THE PROBLEM —
Write out each entry, exactly the way it appears.

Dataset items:
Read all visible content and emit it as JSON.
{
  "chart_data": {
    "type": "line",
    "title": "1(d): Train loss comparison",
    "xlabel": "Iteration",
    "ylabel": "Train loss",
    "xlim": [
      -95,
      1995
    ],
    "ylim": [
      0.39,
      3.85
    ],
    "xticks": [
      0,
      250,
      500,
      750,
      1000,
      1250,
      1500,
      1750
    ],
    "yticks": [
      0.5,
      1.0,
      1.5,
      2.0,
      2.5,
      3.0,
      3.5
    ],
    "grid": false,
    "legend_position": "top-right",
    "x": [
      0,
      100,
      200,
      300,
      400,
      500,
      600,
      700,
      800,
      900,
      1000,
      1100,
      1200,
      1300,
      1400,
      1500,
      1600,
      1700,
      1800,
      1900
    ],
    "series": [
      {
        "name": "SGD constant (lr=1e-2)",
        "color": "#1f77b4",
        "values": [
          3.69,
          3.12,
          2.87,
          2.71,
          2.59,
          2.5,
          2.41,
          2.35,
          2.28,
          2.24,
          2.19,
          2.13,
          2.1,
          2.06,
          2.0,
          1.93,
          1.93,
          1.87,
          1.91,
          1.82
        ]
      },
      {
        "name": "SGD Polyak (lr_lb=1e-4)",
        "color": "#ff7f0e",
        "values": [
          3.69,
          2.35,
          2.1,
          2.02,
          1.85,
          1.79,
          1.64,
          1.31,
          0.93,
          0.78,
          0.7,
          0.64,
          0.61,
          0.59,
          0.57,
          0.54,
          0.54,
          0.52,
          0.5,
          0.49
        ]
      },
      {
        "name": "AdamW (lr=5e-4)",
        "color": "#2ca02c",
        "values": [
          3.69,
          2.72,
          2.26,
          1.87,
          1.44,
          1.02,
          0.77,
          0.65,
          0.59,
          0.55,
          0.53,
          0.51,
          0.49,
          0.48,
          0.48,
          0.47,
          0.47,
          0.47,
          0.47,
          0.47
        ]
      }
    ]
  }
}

ANSWER TO THIS TASK —
Read all visible content and emit it as JSON.
{
  "chart_data": {
    "type": "line",
    "title": "1(d): Train loss comparison",
    "xlabel": "Iteration",
    "ylabel": "Train loss",
    "xlim": [
      -95,
      1995
    ],
    "ylim": [
      0.39,
      3.85
    ],
    "xticks": [
      0,
      250,
      500,
      750,
      1000,
      1250,
      1500,
      1750
    ],
    "yticks": [
      0.5,
      1.0,
      1.5,
      2.0,
      2.5,
      3.0,
      3.5
    ],
    "grid": false,
    "legend_position": "top-right",
    "x": [
      0,
      100,
      200,
      300,
      400,
      500,
      600,
      700,
      800,
      900,
      1000,
      1100,
      1200,
      1300,
      1400,
      1500,
      1600,
      1700,
      1800,
      1900
    ],
    "series": [
      {
        "name": "SGD constant (lr=1e-2)",
        "color": "#1f77b4",
        "values": [
          3.69,
          3.12,
          2.87,
          2.71,
          2.59,
          2.5,
          2.41,
          2.35,
          2.28,
          2.24,
          2.19,
          2.13,
          2.1,
          2.06,
          2.0,
          1.93,
          1.93,
          1.87,
          1.91,
          1.82
        ]
      },
      {
        "name": "SGD Polyak (lr_lb=1e-4)",
        "color": "#ff7f0e",
        "values": [
          3.69,
          2.35,
          2.1,
          2.02,
          1.85,
          1.79,
          1.64,
          1.31,
          0.93,
          0.78,
          0.7,
          0.64,
          0.61,
          0.59,
          0.57,
          0.54,
          0.54,
          0.52,
          0.5,
          0.49
        ]
      },
      {
        "name": "AdamW (lr=5e-4)",
        "color": "#2ca02c",
        "values": [
          3.69,
          2.72,
          2.26,
          1.87,
          1.44,
          1.02,
          0.77,
          0.65,
          0.59,
          0.55,
          0.53,
          0.51,
          0.49,
          0.48,
          0.48,
          0.47,
          0.47,
          0.47,
          0.47,
          0.47
        ]
      }
    ]
  }
}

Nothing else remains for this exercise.